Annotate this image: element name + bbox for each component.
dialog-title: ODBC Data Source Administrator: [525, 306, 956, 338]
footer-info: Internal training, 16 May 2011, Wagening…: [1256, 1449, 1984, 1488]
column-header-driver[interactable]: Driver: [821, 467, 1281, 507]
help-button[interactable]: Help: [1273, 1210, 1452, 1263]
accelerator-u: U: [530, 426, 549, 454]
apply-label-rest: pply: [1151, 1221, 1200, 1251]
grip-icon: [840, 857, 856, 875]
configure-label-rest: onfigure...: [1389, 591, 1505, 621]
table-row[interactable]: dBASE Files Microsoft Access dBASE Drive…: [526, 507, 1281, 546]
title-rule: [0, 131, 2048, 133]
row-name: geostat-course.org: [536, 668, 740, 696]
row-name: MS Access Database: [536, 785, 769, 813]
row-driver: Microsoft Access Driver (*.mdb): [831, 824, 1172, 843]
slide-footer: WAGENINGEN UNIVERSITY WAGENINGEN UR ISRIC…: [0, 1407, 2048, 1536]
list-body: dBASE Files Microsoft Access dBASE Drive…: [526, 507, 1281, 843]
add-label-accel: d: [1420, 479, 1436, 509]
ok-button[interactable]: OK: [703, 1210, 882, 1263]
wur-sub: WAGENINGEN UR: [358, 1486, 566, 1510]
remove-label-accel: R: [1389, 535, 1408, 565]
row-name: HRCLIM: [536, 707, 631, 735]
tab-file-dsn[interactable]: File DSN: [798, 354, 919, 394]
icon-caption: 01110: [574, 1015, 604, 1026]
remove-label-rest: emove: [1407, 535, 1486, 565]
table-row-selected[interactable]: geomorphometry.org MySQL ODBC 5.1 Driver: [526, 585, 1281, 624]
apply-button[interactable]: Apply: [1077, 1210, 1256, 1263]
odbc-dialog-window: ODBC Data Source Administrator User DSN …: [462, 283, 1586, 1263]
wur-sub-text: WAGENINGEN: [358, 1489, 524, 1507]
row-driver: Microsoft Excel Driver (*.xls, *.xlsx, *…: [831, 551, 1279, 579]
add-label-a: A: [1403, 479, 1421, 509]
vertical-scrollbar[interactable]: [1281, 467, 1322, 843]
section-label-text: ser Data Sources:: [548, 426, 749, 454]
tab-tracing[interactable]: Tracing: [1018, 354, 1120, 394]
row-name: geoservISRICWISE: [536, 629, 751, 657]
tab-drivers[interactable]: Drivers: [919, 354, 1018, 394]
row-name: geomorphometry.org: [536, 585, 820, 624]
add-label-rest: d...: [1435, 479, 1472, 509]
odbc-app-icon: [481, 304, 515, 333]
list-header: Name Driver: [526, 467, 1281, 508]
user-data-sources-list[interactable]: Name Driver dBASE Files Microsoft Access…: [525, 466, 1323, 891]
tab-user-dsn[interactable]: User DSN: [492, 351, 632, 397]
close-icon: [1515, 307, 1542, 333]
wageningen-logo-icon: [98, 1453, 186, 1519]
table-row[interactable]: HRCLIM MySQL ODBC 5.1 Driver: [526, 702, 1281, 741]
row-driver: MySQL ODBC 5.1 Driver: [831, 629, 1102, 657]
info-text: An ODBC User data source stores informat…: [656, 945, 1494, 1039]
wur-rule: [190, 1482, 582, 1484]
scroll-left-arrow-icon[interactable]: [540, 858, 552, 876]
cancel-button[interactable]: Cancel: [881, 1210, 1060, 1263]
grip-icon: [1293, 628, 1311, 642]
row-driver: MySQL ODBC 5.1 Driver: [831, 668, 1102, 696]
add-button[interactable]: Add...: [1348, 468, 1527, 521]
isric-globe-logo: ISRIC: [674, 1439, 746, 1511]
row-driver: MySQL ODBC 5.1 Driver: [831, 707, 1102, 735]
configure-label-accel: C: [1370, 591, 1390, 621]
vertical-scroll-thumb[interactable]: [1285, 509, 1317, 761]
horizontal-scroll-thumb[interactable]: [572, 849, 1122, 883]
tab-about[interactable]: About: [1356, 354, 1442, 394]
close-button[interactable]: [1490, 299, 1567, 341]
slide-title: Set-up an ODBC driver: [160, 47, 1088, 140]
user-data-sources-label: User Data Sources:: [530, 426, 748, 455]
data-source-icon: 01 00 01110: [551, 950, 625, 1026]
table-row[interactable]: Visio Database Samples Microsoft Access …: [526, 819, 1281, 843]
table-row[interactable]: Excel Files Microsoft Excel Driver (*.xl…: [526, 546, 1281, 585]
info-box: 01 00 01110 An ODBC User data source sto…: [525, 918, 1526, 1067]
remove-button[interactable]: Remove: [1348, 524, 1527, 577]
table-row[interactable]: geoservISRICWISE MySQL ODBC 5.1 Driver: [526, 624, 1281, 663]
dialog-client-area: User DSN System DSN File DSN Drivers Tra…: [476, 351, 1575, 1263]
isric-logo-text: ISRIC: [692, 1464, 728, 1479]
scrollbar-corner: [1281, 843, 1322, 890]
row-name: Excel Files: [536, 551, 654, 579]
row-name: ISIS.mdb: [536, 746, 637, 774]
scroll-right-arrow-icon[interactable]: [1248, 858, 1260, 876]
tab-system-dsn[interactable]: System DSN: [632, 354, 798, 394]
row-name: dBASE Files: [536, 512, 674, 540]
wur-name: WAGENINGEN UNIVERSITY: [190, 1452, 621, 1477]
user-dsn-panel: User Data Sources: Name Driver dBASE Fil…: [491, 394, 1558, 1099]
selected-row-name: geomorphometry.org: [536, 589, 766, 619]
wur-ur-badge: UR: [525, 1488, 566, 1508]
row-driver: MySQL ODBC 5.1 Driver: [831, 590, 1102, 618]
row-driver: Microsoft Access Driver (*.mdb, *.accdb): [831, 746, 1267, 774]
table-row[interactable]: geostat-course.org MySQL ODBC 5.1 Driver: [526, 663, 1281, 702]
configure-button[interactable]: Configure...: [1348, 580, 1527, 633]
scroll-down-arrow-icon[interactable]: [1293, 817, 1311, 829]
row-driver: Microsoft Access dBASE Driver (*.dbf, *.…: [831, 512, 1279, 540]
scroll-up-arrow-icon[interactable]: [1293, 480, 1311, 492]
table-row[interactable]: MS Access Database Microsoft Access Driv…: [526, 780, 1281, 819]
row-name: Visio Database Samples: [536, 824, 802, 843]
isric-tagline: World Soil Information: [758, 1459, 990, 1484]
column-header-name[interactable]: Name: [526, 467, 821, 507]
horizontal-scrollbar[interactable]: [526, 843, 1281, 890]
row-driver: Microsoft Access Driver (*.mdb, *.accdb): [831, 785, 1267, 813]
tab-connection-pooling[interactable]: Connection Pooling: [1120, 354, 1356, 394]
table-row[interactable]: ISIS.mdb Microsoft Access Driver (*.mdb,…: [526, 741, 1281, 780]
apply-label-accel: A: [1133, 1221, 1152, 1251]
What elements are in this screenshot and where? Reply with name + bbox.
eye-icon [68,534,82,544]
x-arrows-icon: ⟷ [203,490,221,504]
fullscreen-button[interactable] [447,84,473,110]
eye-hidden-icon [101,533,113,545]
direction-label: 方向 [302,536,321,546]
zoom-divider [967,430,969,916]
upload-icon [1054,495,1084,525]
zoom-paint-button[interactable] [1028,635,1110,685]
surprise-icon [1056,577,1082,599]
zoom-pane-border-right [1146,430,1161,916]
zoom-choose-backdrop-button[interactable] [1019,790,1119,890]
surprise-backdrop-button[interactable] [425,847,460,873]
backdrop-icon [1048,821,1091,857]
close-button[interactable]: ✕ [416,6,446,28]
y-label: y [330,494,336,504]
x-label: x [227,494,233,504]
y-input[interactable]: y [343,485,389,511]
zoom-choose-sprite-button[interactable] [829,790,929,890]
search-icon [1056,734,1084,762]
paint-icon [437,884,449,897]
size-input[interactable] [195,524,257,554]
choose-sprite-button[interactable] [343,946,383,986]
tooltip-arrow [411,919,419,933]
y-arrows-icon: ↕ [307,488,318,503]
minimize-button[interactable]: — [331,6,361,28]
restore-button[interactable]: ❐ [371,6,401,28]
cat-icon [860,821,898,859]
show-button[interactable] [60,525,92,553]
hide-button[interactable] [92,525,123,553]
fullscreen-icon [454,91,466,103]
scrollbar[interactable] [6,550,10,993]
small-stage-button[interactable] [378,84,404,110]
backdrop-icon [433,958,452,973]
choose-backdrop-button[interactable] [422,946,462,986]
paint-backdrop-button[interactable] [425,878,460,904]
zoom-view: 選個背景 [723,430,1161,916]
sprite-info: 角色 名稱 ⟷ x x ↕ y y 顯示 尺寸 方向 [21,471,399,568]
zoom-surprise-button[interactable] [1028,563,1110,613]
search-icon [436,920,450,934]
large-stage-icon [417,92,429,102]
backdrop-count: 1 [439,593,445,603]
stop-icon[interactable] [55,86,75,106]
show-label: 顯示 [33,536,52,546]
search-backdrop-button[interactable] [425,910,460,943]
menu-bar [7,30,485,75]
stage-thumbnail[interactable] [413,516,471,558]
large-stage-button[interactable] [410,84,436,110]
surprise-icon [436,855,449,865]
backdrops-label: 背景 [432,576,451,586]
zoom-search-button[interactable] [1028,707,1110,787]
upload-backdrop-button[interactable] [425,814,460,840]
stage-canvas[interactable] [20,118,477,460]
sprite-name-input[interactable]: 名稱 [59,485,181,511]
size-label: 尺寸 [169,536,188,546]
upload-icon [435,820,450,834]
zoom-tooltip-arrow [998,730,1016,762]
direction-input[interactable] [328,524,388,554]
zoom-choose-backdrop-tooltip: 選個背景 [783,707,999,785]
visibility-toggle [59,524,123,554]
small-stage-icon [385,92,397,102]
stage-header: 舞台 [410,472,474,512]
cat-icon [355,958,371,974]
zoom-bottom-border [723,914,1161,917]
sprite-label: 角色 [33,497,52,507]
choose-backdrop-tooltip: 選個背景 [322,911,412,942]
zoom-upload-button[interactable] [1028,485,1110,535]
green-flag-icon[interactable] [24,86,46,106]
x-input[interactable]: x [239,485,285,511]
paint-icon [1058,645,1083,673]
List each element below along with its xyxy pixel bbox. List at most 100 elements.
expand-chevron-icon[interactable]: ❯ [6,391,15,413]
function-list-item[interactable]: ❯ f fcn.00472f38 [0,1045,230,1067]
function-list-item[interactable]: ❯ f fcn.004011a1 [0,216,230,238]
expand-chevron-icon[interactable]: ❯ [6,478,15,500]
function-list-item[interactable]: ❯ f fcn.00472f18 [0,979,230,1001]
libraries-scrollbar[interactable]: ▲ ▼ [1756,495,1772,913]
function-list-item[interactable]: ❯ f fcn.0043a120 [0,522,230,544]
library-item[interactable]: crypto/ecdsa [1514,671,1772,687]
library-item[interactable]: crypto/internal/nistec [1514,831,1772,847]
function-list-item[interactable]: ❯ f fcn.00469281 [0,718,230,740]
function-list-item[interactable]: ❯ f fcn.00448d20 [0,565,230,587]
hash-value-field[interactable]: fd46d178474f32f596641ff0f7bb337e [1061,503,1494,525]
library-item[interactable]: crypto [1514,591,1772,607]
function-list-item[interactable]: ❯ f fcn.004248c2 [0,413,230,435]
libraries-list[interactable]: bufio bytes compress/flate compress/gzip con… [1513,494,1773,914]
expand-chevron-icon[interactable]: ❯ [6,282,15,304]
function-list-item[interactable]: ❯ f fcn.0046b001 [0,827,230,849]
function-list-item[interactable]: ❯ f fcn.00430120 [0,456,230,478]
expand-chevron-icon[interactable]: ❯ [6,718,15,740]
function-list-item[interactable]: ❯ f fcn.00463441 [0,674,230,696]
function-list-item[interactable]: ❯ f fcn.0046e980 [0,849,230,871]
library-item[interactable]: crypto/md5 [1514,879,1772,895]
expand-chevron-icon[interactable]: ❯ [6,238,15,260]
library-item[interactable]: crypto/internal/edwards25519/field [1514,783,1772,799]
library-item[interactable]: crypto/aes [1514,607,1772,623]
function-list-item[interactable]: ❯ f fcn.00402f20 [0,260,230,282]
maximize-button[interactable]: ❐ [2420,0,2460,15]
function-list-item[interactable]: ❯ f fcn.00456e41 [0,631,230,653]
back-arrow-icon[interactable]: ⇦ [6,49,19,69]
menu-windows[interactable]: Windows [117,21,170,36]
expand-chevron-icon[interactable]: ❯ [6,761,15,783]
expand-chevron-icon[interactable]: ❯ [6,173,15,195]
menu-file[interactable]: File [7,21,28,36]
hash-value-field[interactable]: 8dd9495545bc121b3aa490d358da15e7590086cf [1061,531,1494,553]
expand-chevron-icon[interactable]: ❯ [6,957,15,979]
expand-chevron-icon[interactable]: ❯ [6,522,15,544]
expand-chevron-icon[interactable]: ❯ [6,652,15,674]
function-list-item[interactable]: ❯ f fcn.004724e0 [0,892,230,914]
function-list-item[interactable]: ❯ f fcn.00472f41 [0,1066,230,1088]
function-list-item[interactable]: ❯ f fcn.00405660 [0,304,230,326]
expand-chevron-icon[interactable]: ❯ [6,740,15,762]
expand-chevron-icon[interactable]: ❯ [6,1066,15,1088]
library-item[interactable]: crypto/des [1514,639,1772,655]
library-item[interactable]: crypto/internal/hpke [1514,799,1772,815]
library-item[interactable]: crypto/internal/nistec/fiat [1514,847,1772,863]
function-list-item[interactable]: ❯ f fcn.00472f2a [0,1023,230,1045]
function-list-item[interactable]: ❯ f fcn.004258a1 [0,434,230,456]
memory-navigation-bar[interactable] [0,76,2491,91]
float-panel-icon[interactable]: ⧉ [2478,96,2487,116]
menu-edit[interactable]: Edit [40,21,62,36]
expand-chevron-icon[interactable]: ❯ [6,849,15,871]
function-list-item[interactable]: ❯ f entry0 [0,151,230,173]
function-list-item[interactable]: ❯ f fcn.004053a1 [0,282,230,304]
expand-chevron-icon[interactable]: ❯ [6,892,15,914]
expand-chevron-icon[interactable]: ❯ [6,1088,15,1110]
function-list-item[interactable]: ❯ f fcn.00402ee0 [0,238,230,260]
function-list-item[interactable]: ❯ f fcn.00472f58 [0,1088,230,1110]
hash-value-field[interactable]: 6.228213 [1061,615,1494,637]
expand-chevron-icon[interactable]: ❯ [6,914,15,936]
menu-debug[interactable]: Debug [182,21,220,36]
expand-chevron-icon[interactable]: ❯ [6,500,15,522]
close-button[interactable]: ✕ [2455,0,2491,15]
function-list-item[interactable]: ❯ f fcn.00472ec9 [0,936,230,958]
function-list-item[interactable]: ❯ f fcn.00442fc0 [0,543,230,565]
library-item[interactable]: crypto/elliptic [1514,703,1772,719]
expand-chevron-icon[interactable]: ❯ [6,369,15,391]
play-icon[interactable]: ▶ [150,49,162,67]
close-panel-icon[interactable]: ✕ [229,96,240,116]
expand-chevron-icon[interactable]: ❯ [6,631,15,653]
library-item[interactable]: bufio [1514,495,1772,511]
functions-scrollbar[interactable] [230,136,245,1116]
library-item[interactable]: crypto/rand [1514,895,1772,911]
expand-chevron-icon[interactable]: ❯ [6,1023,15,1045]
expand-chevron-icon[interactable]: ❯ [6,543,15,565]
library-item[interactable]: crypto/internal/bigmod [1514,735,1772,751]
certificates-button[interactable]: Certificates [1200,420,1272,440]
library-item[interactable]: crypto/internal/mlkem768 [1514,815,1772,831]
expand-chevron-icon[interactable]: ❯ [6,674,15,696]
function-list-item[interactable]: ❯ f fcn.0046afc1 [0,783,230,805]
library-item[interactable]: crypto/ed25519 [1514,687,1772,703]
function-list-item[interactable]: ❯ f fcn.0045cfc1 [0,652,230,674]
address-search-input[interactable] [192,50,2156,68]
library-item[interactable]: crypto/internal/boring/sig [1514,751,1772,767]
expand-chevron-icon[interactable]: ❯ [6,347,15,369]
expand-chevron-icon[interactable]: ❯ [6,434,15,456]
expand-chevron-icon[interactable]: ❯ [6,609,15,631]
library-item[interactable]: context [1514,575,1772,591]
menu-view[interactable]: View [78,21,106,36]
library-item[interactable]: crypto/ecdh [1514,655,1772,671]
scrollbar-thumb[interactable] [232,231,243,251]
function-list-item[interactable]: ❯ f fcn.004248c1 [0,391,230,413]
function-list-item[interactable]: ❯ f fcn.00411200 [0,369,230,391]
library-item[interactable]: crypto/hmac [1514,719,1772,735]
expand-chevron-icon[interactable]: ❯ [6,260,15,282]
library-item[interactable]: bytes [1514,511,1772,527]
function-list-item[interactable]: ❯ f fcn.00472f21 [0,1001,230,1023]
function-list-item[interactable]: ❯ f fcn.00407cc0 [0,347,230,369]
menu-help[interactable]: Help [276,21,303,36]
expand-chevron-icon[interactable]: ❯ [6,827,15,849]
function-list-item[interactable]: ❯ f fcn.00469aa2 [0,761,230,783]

▶ **SET EXERCISE**:
Copy the stretch of lines from the start of the records through the line containing "tab-tracing[interactable]: Tracing: [1018, 354, 1120, 394]", reproducing each one exactly.

▶ **WRITTEN RESPONSE**:
Annotate this image: element name + bbox for each component.
dialog-title: ODBC Data Source Administrator: [525, 306, 956, 338]
footer-info: Internal training, 16 May 2011, Wagening…: [1256, 1449, 1984, 1488]
column-header-driver[interactable]: Driver: [821, 467, 1281, 507]
help-button[interactable]: Help: [1273, 1210, 1452, 1263]
accelerator-u: U: [530, 426, 549, 454]
apply-label-rest: pply: [1151, 1221, 1200, 1251]
grip-icon: [840, 857, 856, 875]
configure-label-rest: onfigure...: [1389, 591, 1505, 621]
table-row[interactable]: dBASE Files Microsoft Access dBASE Drive…: [526, 507, 1281, 546]
title-rule: [0, 131, 2048, 133]
row-name: geostat-course.org: [536, 668, 740, 696]
row-name: MS Access Database: [536, 785, 769, 813]
row-driver: Microsoft Access Driver (*.mdb): [831, 824, 1172, 843]
slide-footer: WAGENINGEN UNIVERSITY WAGENINGEN UR ISRIC…: [0, 1407, 2048, 1536]
list-body: dBASE Files Microsoft Access dBASE Drive…: [526, 507, 1281, 843]
add-label-accel: d: [1420, 479, 1436, 509]
ok-button[interactable]: OK: [703, 1210, 882, 1263]
wur-sub: WAGENINGEN UR: [358, 1486, 566, 1510]
remove-label-accel: R: [1389, 535, 1408, 565]
row-name: HRCLIM: [536, 707, 631, 735]
tab-file-dsn[interactable]: File DSN: [798, 354, 919, 394]
icon-caption: 01110: [574, 1015, 604, 1026]
remove-label-rest: emove: [1407, 535, 1486, 565]
table-row-selected[interactable]: geomorphometry.org MySQL ODBC 5.1 Driver: [526, 585, 1281, 624]
apply-button[interactable]: Apply: [1077, 1210, 1256, 1263]
odbc-dialog-window: ODBC Data Source Administrator User DSN …: [462, 283, 1586, 1263]
wur-sub-text: WAGENINGEN: [358, 1489, 524, 1507]
row-driver: Microsoft Excel Driver (*.xls, *.xlsx, *…: [831, 551, 1279, 579]
add-label-a: A: [1403, 479, 1421, 509]
vertical-scrollbar[interactable]: [1281, 467, 1322, 843]
section-label-text: ser Data Sources:: [548, 426, 749, 454]
tab-tracing[interactable]: Tracing: [1018, 354, 1120, 394]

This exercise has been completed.